--- Dataset items ---
__________

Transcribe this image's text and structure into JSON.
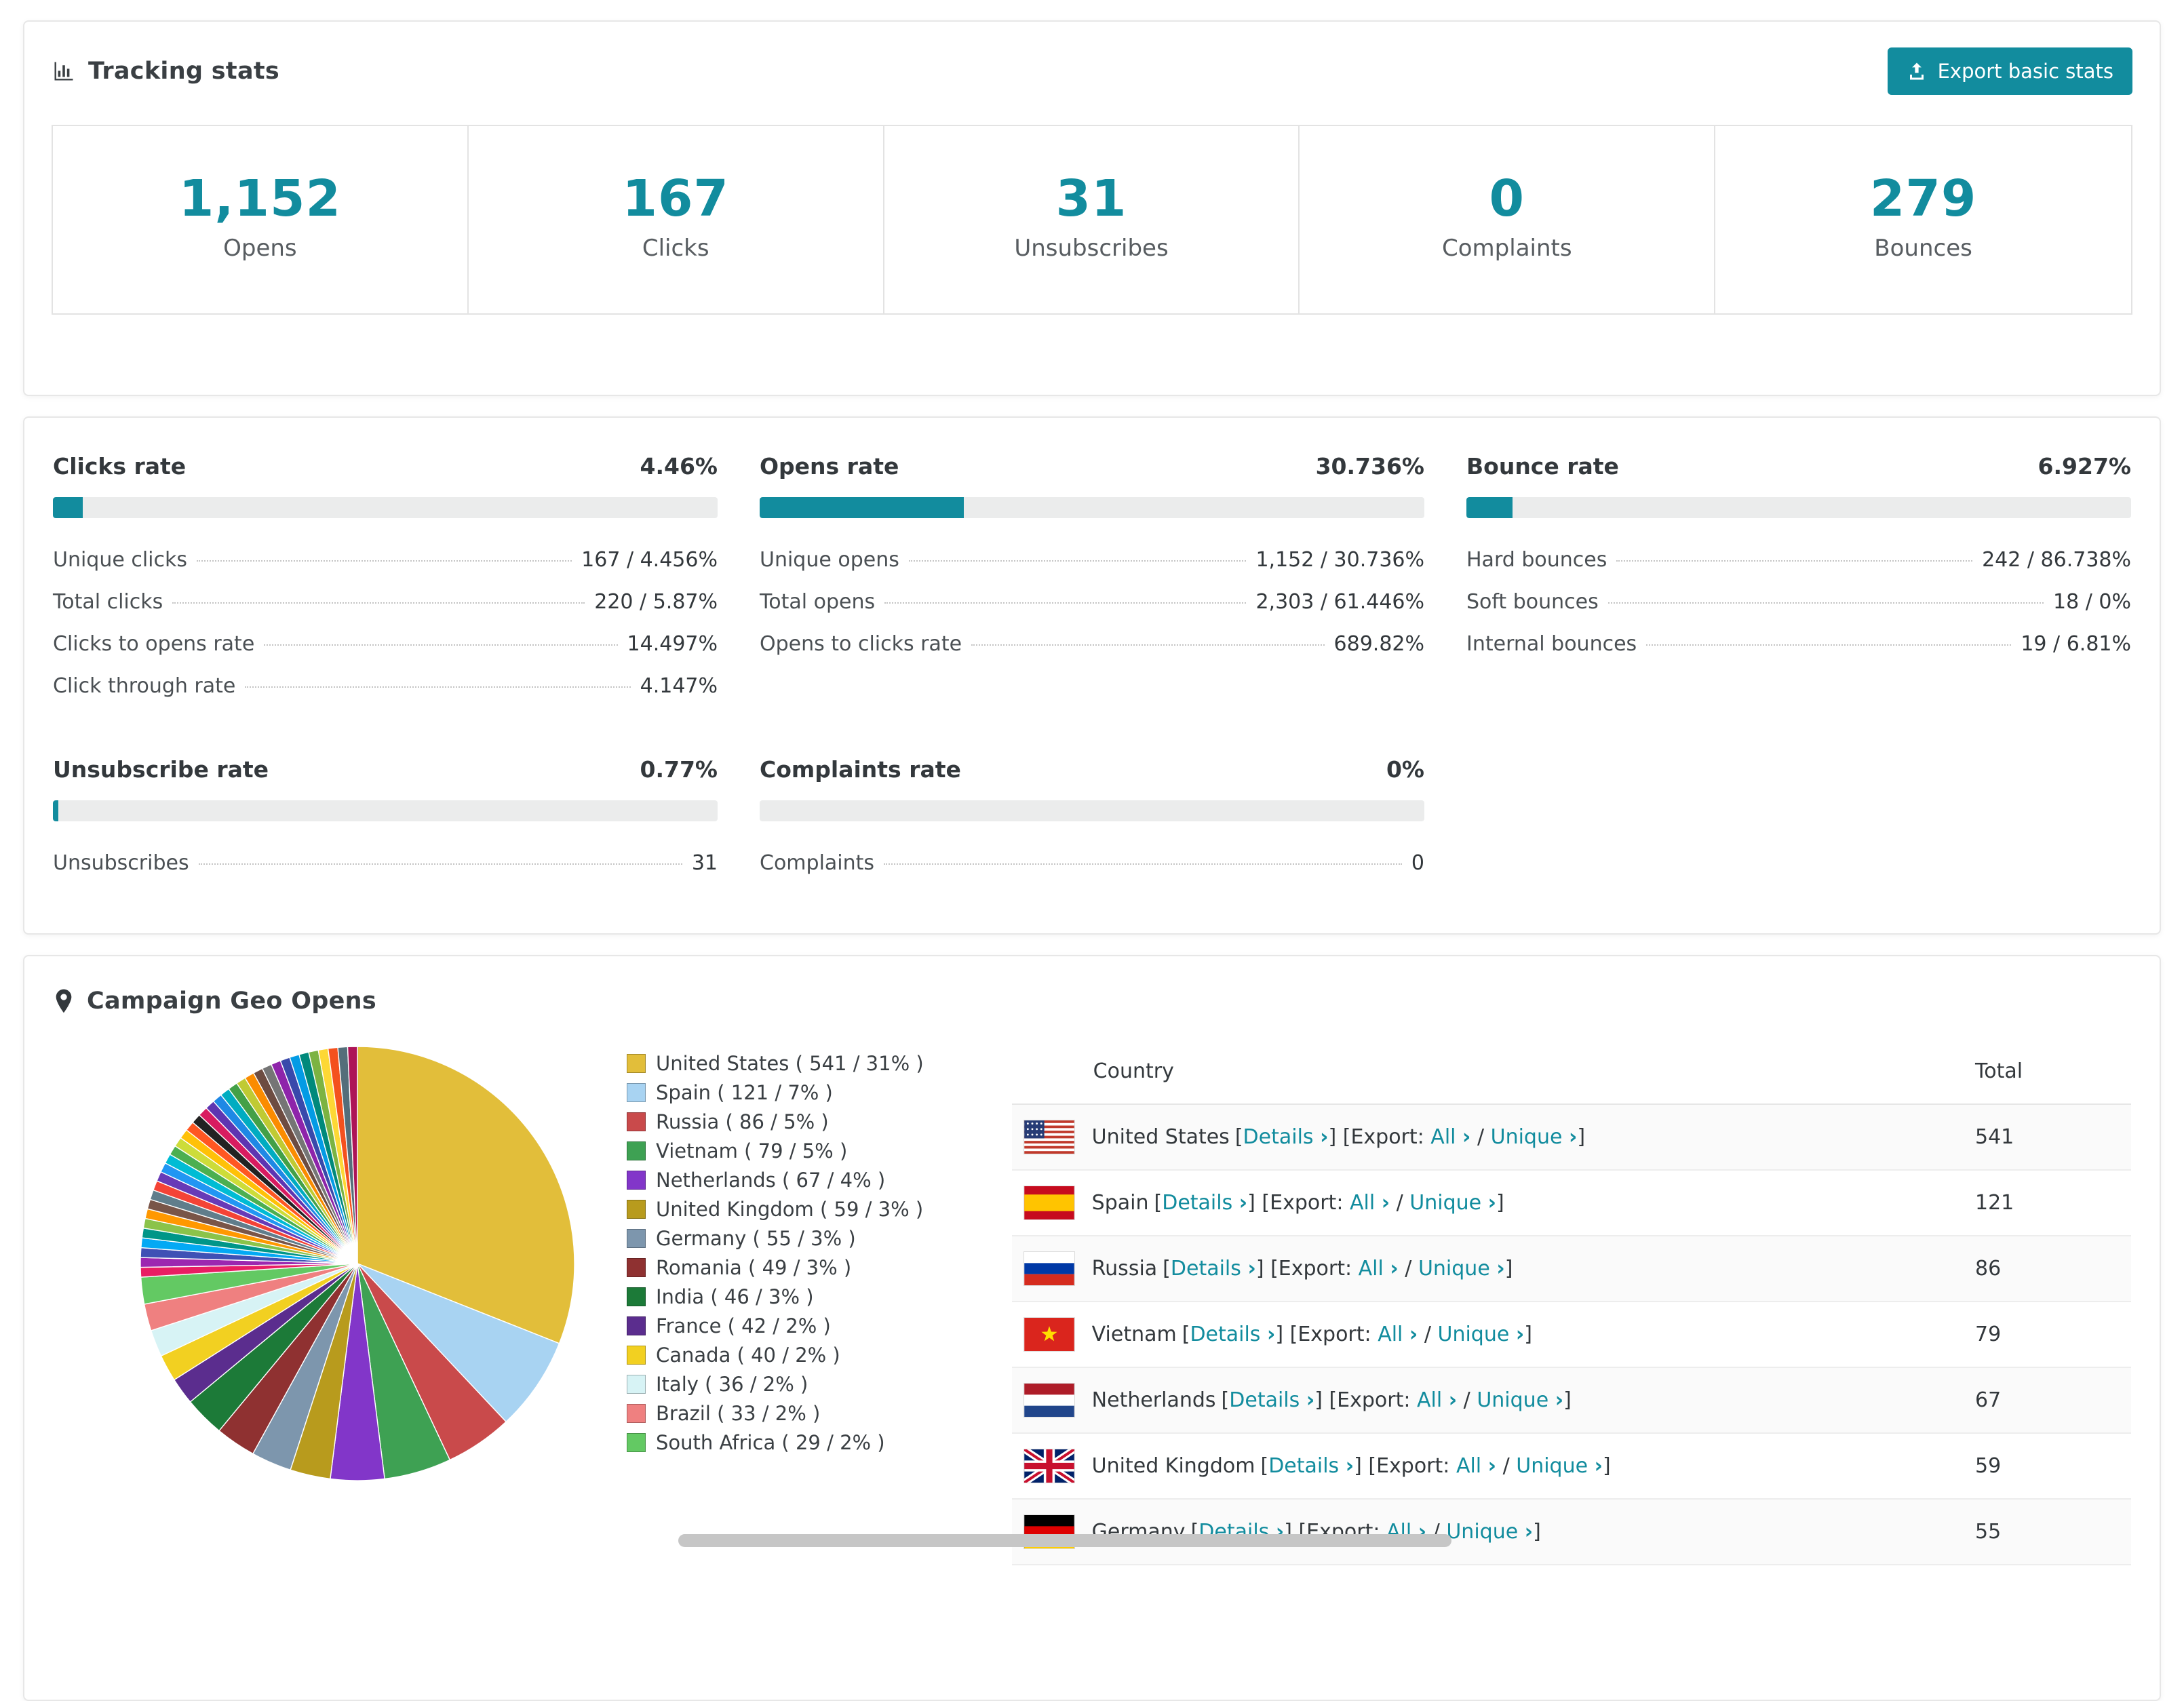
{
  "colors": {
    "accent": "#128c9e"
  },
  "tracking": {
    "title": "Tracking stats",
    "export_label": "Export basic stats",
    "stats": [
      {
        "value": "1,152",
        "label": "Opens"
      },
      {
        "value": "167",
        "label": "Clicks"
      },
      {
        "value": "31",
        "label": "Unsubscribes"
      },
      {
        "value": "0",
        "label": "Complaints"
      },
      {
        "value": "279",
        "label": "Bounces"
      }
    ]
  },
  "rates": [
    {
      "title": "Clicks rate",
      "value": "4.46%",
      "pct": 4.46,
      "rows": [
        {
          "label": "Unique clicks",
          "value": "167 / 4.456%"
        },
        {
          "label": "Total clicks",
          "value": "220 / 5.87%"
        },
        {
          "label": "Clicks to opens rate",
          "value": "14.497%"
        },
        {
          "label": "Click through rate",
          "value": "4.147%"
        }
      ]
    },
    {
      "title": "Opens rate",
      "value": "30.736%",
      "pct": 30.736,
      "rows": [
        {
          "label": "Unique opens",
          "value": "1,152 / 30.736%"
        },
        {
          "label": "Total opens",
          "value": "2,303 / 61.446%"
        },
        {
          "label": "Opens to clicks rate",
          "value": "689.82%"
        }
      ]
    },
    {
      "title": "Bounce rate",
      "value": "6.927%",
      "pct": 6.927,
      "rows": [
        {
          "label": "Hard bounces",
          "value": "242 / 86.738%"
        },
        {
          "label": "Soft bounces",
          "value": "18 / 0%"
        },
        {
          "label": "Internal bounces",
          "value": "19 / 6.81%"
        }
      ]
    },
    {
      "title": "Unsubscribe rate",
      "value": "0.77%",
      "pct": 0.77,
      "rows": [
        {
          "label": "Unsubscribes",
          "value": "31"
        }
      ]
    },
    {
      "title": "Complaints rate",
      "value": "0%",
      "pct": 0,
      "rows": [
        {
          "label": "Complaints",
          "value": "0"
        }
      ]
    }
  ],
  "geo": {
    "title": "Campaign Geo Opens",
    "table": {
      "headers": {
        "country": "Country",
        "total": "Total"
      },
      "labels": {
        "details": "Details",
        "export_prefix": "Export:",
        "all": "All",
        "unique": "Unique",
        "arrow": "›",
        "bracket_open": "[",
        "bracket_close": "]",
        "slash": "/"
      },
      "rows": [
        {
          "country": "United States",
          "flag": "us",
          "total": "541"
        },
        {
          "country": "Spain",
          "flag": "es",
          "total": "121"
        },
        {
          "country": "Russia",
          "flag": "ru",
          "total": "86"
        },
        {
          "country": "Vietnam",
          "flag": "vn",
          "total": "79"
        },
        {
          "country": "Netherlands",
          "flag": "nl",
          "total": "67"
        },
        {
          "country": "United Kingdom",
          "flag": "gb",
          "total": "59"
        },
        {
          "country": "Germany",
          "flag": "de",
          "total": "55"
        }
      ]
    }
  },
  "chart_data": {
    "type": "pie",
    "title": "Campaign Geo Opens",
    "legend_position": "right",
    "series": [
      {
        "name": "United States",
        "value": 541,
        "pct": 31,
        "color": "#e2be3a",
        "label": "United States ( 541 / 31% )"
      },
      {
        "name": "Spain",
        "value": 121,
        "pct": 7,
        "color": "#a8d3f2",
        "label": "Spain ( 121 / 7% )"
      },
      {
        "name": "Russia",
        "value": 86,
        "pct": 5,
        "color": "#c94a4b",
        "label": "Russia ( 86 / 5% )"
      },
      {
        "name": "Vietnam",
        "value": 79,
        "pct": 5,
        "color": "#3ea153",
        "label": "Vietnam ( 79 / 5% )"
      },
      {
        "name": "Netherlands",
        "value": 67,
        "pct": 4,
        "color": "#8236c9",
        "label": "Netherlands ( 67 / 4% )"
      },
      {
        "name": "United Kingdom",
        "value": 59,
        "pct": 3,
        "color": "#b89b1d",
        "label": "United Kingdom ( 59 / 3% )"
      },
      {
        "name": "Germany",
        "value": 55,
        "pct": 3,
        "color": "#7d96ad",
        "label": "Germany ( 55 / 3% )"
      },
      {
        "name": "Romania",
        "value": 49,
        "pct": 3,
        "color": "#8f3131",
        "label": "Romania ( 49 / 3% )"
      },
      {
        "name": "India",
        "value": 46,
        "pct": 3,
        "color": "#1c7a38",
        "label": "India ( 46 / 3% )"
      },
      {
        "name": "France",
        "value": 42,
        "pct": 2,
        "color": "#5b2d8e",
        "label": "France ( 42 / 2% )"
      },
      {
        "name": "Canada",
        "value": 40,
        "pct": 2,
        "color": "#f2d021",
        "label": "Canada ( 40 / 2% )"
      },
      {
        "name": "Italy",
        "value": 36,
        "pct": 2,
        "color": "#d7f3f5",
        "label": "Italy ( 36 / 2% )"
      },
      {
        "name": "Brazil",
        "value": 33,
        "pct": 2,
        "color": "#ef8080",
        "label": "Brazil ( 33 / 2% )"
      },
      {
        "name": "South Africa",
        "value": 29,
        "pct": 2,
        "color": "#63c963",
        "label": "South Africa ( 29 / 2% )"
      }
    ],
    "micro_slices": {
      "pct_total": 26,
      "count": 36,
      "colors": [
        "#e91e63",
        "#9c27b0",
        "#3f51b5",
        "#03a9f4",
        "#009688",
        "#8bc34a",
        "#ff9800",
        "#795548",
        "#607d8b",
        "#f44336",
        "#673ab7",
        "#2196f3",
        "#00bcd4",
        "#4caf50",
        "#cddc39",
        "#ffc107",
        "#ff5722",
        "#222222",
        "#d81b60",
        "#5e35b1",
        "#1e88e5",
        "#00acc1",
        "#43a047",
        "#c0ca33",
        "#fb8c00",
        "#6d4c41",
        "#757575",
        "#8e24aa",
        "#3949ab",
        "#039be5",
        "#00897b",
        "#7cb342",
        "#fdd835",
        "#f4511e",
        "#546e7a",
        "#ad1457"
      ]
    }
  }
}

__________

--- Task requirements ---
Make an exact copy of all entries above, dropping the images.

--- Reply ---
Transcribe this image's text and structure into JSON.
{
  "colors": {
    "accent": "#128c9e"
  },
  "tracking": {
    "title": "Tracking stats",
    "export_label": "Export basic stats",
    "stats": [
      {
        "value": "1,152",
        "label": "Opens"
      },
      {
        "value": "167",
        "label": "Clicks"
      },
      {
        "value": "31",
        "label": "Unsubscribes"
      },
      {
        "value": "0",
        "label": "Complaints"
      },
      {
        "value": "279",
        "label": "Bounces"
      }
    ]
  },
  "rates": [
    {
      "title": "Clicks rate",
      "value": "4.46%",
      "pct": 4.46,
      "rows": [
        {
          "label": "Unique clicks",
          "value": "167 / 4.456%"
        },
        {
          "label": "Total clicks",
          "value": "220 / 5.87%"
        },
        {
          "label": "Clicks to opens rate",
          "value": "14.497%"
        },
        {
          "label": "Click through rate",
          "value": "4.147%"
        }
      ]
    },
    {
      "title": "Opens rate",
      "value": "30.736%",
      "pct": 30.736,
      "rows": [
        {
          "label": "Unique opens",
          "value": "1,152 / 30.736%"
        },
        {
          "label": "Total opens",
          "value": "2,303 / 61.446%"
        },
        {
          "label": "Opens to clicks rate",
          "value": "689.82%"
        }
      ]
    },
    {
      "title": "Bounce rate",
      "value": "6.927%",
      "pct": 6.927,
      "rows": [
        {
          "label": "Hard bounces",
          "value": "242 / 86.738%"
        },
        {
          "label": "Soft bounces",
          "value": "18 / 0%"
        },
        {
          "label": "Internal bounces",
          "value": "19 / 6.81%"
        }
      ]
    },
    {
      "title": "Unsubscribe rate",
      "value": "0.77%",
      "pct": 0.77,
      "rows": [
        {
          "label": "Unsubscribes",
          "value": "31"
        }
      ]
    },
    {
      "title": "Complaints rate",
      "value": "0%",
      "pct": 0,
      "rows": [
        {
          "label": "Complaints",
          "value": "0"
        }
      ]
    }
  ],
  "geo": {
    "title": "Campaign Geo Opens",
    "table": {
      "headers": {
        "country": "Country",
        "total": "Total"
      },
      "labels": {
        "details": "Details",
        "export_prefix": "Export:",
        "all": "All",
        "unique": "Unique",
        "arrow": "›",
        "bracket_open": "[",
        "bracket_close": "]",
        "slash": "/"
      },
      "rows": [
        {
          "country": "United States",
          "flag": "us",
          "total": "541"
        },
        {
          "country": "Spain",
          "flag": "es",
          "total": "121"
        },
        {
          "country": "Russia",
          "flag": "ru",
          "total": "86"
        },
        {
          "country": "Vietnam",
          "flag": "vn",
          "total": "79"
        },
        {
          "country": "Netherlands",
          "flag": "nl",
          "total": "67"
        },
        {
          "country": "United Kingdom",
          "flag": "gb",
          "total": "59"
        },
        {
          "country": "Germany",
          "flag": "de",
          "total": "55"
        }
      ]
    }
  },
  "chart_data": {
    "type": "pie",
    "title": "Campaign Geo Opens",
    "legend_position": "right",
    "series": [
      {
        "name": "United States",
        "value": 541,
        "pct": 31,
        "color": "#e2be3a",
        "label": "United States ( 541 / 31% )"
      },
      {
        "name": "Spain",
        "value": 121,
        "pct": 7,
        "color": "#a8d3f2",
        "label": "Spain ( 121 / 7% )"
      },
      {
        "name": "Russia",
        "value": 86,
        "pct": 5,
        "color": "#c94a4b",
        "label": "Russia ( 86 / 5% )"
      },
      {
        "name": "Vietnam",
        "value": 79,
        "pct": 5,
        "color": "#3ea153",
        "label": "Vietnam ( 79 / 5% )"
      },
      {
        "name": "Netherlands",
        "value": 67,
        "pct": 4,
        "color": "#8236c9",
        "label": "Netherlands ( 67 / 4% )"
      },
      {
        "name": "United Kingdom",
        "value": 59,
        "pct": 3,
        "color": "#b89b1d",
        "label": "United Kingdom ( 59 / 3% )"
      },
      {
        "name": "Germany",
        "value": 55,
        "pct": 3,
        "color": "#7d96ad",
        "label": "Germany ( 55 / 3% )"
      },
      {
        "name": "Romania",
        "value": 49,
        "pct": 3,
        "color": "#8f3131",
        "label": "Romania ( 49 / 3% )"
      },
      {
        "name": "India",
        "value": 46,
        "pct": 3,
        "color": "#1c7a38",
        "label": "India ( 46 / 3% )"
      },
      {
        "name": "France",
        "value": 42,
        "pct": 2,
        "color": "#5b2d8e",
        "label": "France ( 42 / 2% )"
      },
      {
        "name": "Canada",
        "value": 40,
        "pct": 2,
        "color": "#f2d021",
        "label": "Canada ( 40 / 2% )"
      },
      {
        "name": "Italy",
        "value": 36,
        "pct": 2,
        "color": "#d7f3f5",
        "label": "Italy ( 36 / 2% )"
      },
      {
        "name": "Brazil",
        "value": 33,
        "pct": 2,
        "color": "#ef8080",
        "label": "Brazil ( 33 / 2% )"
      },
      {
        "name": "South Africa",
        "value": 29,
        "pct": 2,
        "color": "#63c963",
        "label": "South Africa ( 29 / 2% )"
      }
    ],
    "micro_slices": {
      "pct_total": 26,
      "count": 36,
      "colors": [
        "#e91e63",
        "#9c27b0",
        "#3f51b5",
        "#03a9f4",
        "#009688",
        "#8bc34a",
        "#ff9800",
        "#795548",
        "#607d8b",
        "#f44336",
        "#673ab7",
        "#2196f3",
        "#00bcd4",
        "#4caf50",
        "#cddc39",
        "#ffc107",
        "#ff5722",
        "#222222",
        "#d81b60",
        "#5e35b1",
        "#1e88e5",
        "#00acc1",
        "#43a047",
        "#c0ca33",
        "#fb8c00",
        "#6d4c41",
        "#757575",
        "#8e24aa",
        "#3949ab",
        "#039be5",
        "#00897b",
        "#7cb342",
        "#fdd835",
        "#f4511e",
        "#546e7a",
        "#ad1457"
      ]
    }
  }
}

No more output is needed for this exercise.